Find each line with the word "color" and copy it.

=====

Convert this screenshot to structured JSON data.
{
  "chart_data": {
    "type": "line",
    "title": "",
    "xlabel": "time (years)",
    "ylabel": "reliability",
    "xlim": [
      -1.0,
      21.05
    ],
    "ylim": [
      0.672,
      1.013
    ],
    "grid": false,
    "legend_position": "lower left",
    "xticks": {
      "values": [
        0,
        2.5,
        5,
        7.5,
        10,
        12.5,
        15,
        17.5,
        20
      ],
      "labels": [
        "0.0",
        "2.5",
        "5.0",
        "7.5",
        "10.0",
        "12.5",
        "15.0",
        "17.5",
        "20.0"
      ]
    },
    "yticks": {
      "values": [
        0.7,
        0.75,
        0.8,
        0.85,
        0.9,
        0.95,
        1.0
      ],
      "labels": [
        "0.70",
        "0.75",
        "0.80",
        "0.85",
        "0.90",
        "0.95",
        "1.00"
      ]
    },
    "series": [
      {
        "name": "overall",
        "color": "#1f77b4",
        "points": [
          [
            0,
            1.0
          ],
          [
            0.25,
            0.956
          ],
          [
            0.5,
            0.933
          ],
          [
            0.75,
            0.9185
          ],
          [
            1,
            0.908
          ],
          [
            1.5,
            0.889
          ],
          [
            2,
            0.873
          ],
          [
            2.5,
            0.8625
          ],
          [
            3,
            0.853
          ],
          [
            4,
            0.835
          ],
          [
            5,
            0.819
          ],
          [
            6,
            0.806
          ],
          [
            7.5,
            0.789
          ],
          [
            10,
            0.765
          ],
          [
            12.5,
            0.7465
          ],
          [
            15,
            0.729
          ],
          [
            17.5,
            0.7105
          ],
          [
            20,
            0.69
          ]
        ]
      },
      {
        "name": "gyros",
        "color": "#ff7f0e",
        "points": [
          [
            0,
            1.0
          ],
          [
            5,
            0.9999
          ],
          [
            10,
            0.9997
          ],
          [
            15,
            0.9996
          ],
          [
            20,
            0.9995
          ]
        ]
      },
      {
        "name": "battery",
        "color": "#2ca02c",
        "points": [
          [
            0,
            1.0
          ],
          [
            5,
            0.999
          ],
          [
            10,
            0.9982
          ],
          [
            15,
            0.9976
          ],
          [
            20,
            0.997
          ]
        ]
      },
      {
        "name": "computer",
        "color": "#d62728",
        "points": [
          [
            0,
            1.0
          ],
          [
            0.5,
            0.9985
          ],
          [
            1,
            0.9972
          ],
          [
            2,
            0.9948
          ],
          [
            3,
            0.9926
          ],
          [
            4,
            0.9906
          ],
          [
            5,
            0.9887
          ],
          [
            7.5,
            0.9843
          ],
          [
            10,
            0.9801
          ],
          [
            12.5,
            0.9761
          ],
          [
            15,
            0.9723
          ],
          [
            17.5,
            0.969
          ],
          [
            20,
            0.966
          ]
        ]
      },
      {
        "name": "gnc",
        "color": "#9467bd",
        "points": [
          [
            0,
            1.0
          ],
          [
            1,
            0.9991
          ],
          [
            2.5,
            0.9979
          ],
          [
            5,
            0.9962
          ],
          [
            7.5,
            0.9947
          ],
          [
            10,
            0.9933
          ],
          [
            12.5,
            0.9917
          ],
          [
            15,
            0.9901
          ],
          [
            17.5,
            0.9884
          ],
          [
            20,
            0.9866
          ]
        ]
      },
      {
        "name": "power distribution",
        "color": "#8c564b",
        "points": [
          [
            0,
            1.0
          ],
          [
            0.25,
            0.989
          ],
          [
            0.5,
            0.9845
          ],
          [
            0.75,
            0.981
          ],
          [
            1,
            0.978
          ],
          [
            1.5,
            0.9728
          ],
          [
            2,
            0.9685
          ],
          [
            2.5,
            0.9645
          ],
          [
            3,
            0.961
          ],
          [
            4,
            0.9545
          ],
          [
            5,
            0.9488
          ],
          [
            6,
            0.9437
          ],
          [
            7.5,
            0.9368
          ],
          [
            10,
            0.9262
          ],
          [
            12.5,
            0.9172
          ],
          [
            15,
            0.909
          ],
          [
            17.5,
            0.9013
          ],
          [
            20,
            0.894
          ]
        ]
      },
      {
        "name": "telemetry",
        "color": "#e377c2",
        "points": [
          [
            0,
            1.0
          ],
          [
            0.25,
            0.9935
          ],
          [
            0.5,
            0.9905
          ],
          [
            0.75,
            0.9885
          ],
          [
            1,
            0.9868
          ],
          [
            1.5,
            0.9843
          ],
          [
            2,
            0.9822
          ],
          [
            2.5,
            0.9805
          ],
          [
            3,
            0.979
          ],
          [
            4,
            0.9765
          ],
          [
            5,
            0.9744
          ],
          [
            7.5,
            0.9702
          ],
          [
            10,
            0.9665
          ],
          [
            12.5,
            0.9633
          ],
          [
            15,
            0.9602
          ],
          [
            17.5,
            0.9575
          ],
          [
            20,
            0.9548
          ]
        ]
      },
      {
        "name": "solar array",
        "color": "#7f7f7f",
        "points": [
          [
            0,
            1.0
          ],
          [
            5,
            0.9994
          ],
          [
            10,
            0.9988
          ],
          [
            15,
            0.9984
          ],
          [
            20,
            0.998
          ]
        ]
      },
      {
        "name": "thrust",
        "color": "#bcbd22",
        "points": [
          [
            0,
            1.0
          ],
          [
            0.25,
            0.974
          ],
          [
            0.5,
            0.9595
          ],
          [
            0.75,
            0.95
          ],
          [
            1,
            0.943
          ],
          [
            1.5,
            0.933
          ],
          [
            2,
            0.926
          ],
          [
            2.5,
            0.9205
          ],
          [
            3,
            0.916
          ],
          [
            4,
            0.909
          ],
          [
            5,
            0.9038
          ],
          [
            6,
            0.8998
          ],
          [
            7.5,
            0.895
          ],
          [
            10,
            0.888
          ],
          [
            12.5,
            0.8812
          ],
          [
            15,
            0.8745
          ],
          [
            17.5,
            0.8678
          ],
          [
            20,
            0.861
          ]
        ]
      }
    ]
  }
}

=====

- [Right answer]
        "color": "#1f77b4",
        "color": "#ff7f0e",
        "color": "#2ca02c",
        "color": "#d62728",
        "color": "#9467bd",
        "color": "#8c564b",
        "color": "#e377c2",
        "color": "#7f7f7f",
        "color": "#bcbd22",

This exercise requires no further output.